▶ **WHAT YOU SHOULD DO**
Among the entries below, find the lines with "research" and copy them.
-- Start of RECORDS FOR THE EXERCISE --
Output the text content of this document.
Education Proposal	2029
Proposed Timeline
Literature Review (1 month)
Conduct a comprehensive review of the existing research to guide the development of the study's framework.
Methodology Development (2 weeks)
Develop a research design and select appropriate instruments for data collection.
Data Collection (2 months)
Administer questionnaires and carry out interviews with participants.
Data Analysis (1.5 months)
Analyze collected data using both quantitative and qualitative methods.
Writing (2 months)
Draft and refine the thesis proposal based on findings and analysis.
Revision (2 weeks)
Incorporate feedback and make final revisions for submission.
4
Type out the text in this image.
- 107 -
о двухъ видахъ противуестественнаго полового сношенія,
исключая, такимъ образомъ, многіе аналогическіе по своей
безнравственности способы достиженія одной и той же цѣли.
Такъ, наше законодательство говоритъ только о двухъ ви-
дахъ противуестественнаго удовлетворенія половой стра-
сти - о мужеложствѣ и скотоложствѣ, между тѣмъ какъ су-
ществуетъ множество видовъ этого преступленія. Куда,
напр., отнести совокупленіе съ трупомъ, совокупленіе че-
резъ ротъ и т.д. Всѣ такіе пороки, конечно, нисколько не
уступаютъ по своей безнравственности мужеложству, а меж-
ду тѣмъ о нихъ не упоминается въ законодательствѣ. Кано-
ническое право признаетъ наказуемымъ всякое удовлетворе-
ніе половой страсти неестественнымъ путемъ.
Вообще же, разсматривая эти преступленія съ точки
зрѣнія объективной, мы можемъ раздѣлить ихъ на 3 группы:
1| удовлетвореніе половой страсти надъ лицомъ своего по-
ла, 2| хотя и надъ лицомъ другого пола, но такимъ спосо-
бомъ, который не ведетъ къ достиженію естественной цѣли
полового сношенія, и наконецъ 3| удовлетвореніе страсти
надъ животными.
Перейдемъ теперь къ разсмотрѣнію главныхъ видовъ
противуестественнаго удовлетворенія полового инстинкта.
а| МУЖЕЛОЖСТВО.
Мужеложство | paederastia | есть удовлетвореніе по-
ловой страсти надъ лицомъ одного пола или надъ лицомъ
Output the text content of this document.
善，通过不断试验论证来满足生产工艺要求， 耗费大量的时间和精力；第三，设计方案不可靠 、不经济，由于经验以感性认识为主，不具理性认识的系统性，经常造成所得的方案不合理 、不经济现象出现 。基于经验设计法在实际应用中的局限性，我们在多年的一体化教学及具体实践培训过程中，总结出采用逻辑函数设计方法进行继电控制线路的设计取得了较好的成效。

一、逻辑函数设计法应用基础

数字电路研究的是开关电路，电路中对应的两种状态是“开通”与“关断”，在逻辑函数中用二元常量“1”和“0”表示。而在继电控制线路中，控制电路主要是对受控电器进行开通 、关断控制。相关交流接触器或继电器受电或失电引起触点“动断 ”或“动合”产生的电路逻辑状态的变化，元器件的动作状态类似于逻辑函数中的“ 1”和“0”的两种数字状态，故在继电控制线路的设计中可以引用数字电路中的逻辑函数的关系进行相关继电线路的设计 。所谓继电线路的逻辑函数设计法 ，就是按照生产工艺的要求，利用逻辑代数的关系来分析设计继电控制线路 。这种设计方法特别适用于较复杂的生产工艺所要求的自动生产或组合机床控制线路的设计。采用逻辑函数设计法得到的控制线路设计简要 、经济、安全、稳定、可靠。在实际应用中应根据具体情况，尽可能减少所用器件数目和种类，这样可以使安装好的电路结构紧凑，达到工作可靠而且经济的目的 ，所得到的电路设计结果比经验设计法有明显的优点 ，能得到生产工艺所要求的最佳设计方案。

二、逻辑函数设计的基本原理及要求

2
-- End of RECORDS FOR THE EXERCISE --
▶ **TASK SOLUTION**
Conduct a comprehensive review of the existing research to guide the development of the study's framework.
Develop a research design and select appropriate instruments for data collection.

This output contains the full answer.